Aim of the exercise:
Every line in the listing is to be echoed verbatim.

Input records:
···

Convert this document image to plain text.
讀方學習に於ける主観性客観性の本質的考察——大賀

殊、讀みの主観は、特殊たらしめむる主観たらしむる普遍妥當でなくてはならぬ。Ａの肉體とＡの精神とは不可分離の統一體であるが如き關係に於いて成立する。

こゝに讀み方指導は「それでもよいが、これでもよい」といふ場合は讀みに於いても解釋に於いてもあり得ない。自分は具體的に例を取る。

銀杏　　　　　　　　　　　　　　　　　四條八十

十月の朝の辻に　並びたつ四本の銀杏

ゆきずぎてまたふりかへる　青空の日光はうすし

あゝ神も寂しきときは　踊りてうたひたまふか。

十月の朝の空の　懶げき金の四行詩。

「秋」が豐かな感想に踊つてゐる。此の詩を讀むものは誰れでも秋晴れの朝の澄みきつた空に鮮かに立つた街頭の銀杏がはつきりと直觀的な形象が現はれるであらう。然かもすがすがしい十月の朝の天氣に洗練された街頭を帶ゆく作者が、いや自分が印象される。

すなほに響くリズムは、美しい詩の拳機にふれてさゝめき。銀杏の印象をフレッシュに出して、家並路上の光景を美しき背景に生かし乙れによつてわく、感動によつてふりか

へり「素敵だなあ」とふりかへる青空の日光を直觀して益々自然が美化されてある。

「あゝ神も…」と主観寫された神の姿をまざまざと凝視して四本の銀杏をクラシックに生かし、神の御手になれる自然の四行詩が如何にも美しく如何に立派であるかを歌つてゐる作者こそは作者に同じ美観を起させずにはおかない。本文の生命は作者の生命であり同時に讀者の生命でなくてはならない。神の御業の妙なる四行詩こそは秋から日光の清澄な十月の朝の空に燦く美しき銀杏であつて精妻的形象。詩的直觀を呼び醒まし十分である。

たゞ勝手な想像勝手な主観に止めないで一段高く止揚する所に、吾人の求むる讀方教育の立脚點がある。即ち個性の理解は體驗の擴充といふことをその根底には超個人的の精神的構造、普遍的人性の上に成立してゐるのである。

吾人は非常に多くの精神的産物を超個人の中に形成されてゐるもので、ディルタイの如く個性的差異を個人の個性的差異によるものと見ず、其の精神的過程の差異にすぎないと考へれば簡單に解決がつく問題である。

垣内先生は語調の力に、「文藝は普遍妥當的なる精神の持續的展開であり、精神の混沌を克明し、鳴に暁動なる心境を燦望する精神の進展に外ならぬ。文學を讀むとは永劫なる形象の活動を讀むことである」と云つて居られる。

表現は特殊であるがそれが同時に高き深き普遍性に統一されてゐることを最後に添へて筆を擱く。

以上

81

···

Finished answer:
Convert this document image to plain text.
讀方學習に於ける主観性客観性の本質的考察——大賀

殊、讀みの主観は、特殊たらしめむる主観たらしむる普遍妥當でなくてはならぬ。Ａの肉體とＡの精神とは不可分離の統一體であるが如き關係に於いて成立する。

こゝに讀み方指導は「それでもよいが、これでもよい」といふ場合は讀みに於いても解釋に於いてもあり得ない。自分は具體的に例を取る。

銀杏　　　　　　　　　　　　　　　　　四條八十

十月の朝の辻に　並びたつ四本の銀杏

ゆきずぎてまたふりかへる　青空の日光はうすし

あゝ神も寂しきときは　踊りてうたひたまふか。

十月の朝の空の　懶げき金の四行詩。

「秋」が豐かな感想に踊つてゐる。此の詩を讀むものは誰れでも秋晴れの朝の澄みきつた空に鮮かに立つた街頭の銀杏がはつきりと直觀的な形象が現はれるであらう。然かもすがすがしい十月の朝の天氣に洗練された街頭を帶ゆく作者が、いや自分が印象される。

すなほに響くリズムは、美しい詩の拳機にふれてさゝめき。銀杏の印象をフレッシュに出して、家並路上の光景を美しき背景に生かし乙れによつてわく、感動によつてふりか

へり「素敵だなあ」とふりかへる青空の日光を直觀して益々自然が美化されてある。

「あゝ神も…」と主観寫された神の姿をまざまざと凝視して四本の銀杏をクラシックに生かし、神の御手になれる自然の四行詩が如何にも美しく如何に立派であるかを歌つてゐる作者こそは作者に同じ美観を起させずにはおかない。本文の生命は作者の生命であり同時に讀者の生命でなくてはならない。神の御業の妙なる四行詩こそは秋から日光の清澄な十月の朝の空に燦く美しき銀杏であつて精妻的形象。詩的直觀を呼び醒まし十分である。

たゞ勝手な想像勝手な主観に止めないで一段高く止揚する所に、吾人の求むる讀方教育の立脚點がある。即ち個性の理解は體驗の擴充といふことをその根底には超個人的の精神的構造、普遍的人性の上に成立してゐるのである。

吾人は非常に多くの精神的産物を超個人の中に形成されてゐるもので、ディルタイの如く個性的差異を個人の個性的差異によるものと見ず、其の精神的過程の差異にすぎないと考へれば簡單に解決がつく問題である。

垣内先生は語調の力に、「文藝は普遍妥當的なる精神の持續的展開であり、精神の混沌を克明し、鳴に暁動なる心境を燦望する精神の進展に外ならぬ。文學を讀むとは永劫なる形象の活動を讀むことである」と云つて居られる。

表現は特殊であるがそれが同時に高き深き普遍性に統一されてゐることを最後に添へて筆を擱く。

以上

81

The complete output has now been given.